* [BRIEF] Return every record below exactly as written, but leave out the pictures.

* [TASK MATERIAL]
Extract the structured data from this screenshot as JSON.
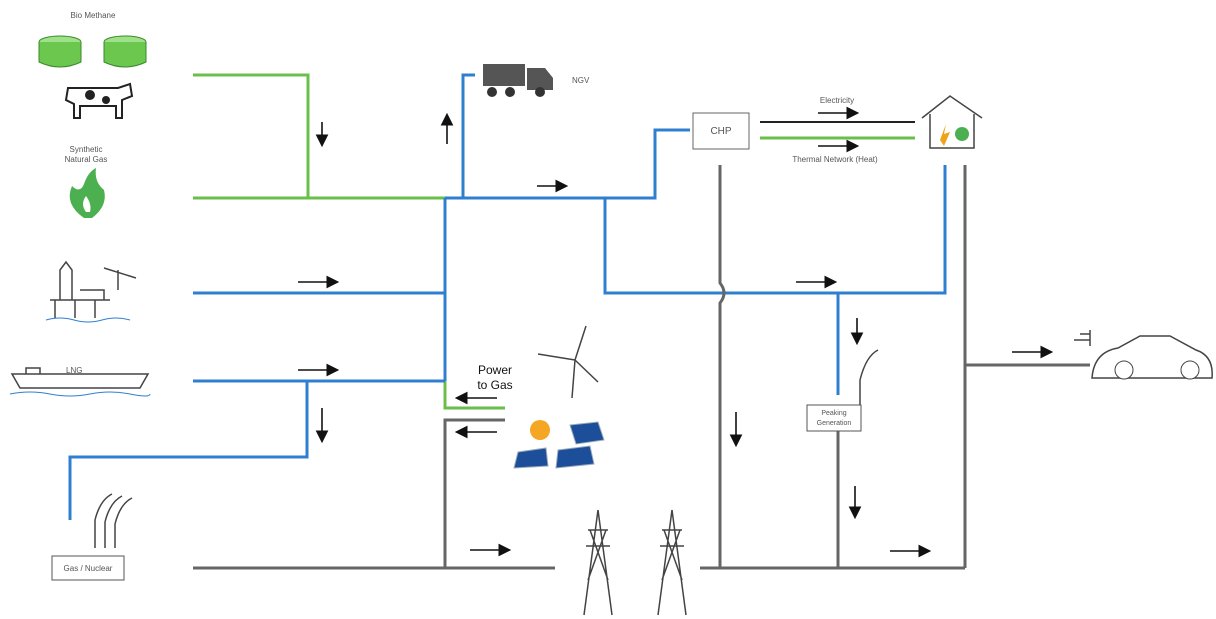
{
  "labels": {
    "bio_methane": "Bio Methane",
    "synthetic_natural_gas": [
      "Synthetic",
      "Natural Gas"
    ],
    "lng": "LNG",
    "gas_nuclear": "Gas / Nuclear",
    "ngv": "NGV",
    "chp": "CHP",
    "electricity": "Electricity",
    "thermal_network": "Thermal Network (Heat)",
    "power_to_gas": [
      "Power",
      "to Gas"
    ],
    "peaking_generation": [
      "Peaking",
      "Generation"
    ]
  }
}
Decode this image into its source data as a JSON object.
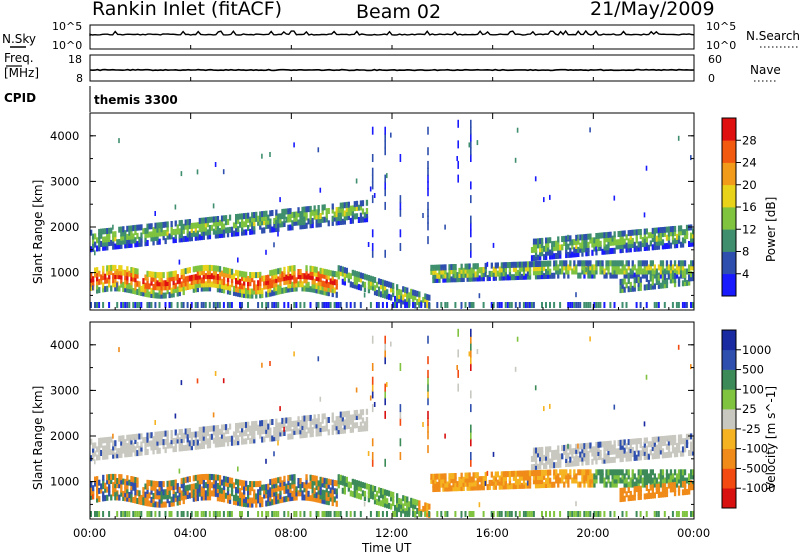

* [COMPLETED TASK]
Extract the structured data from this screenshot as JSON.
{
  "labels": {
    "bio_methane": "Bio Methane",
    "synthetic_natural_gas": [
      "Synthetic",
      "Natural Gas"
    ],
    "lng": "LNG",
    "gas_nuclear": "Gas / Nuclear",
    "ngv": "NGV",
    "chp": "CHP",
    "electricity": "Electricity",
    "thermal_network": "Thermal Network (Heat)",
    "power_to_gas": [
      "Power",
      "to Gas"
    ],
    "peaking_generation": [
      "Peaking",
      "Generation"
    ]
  }
}
Decode this image into its source data as a JSON object.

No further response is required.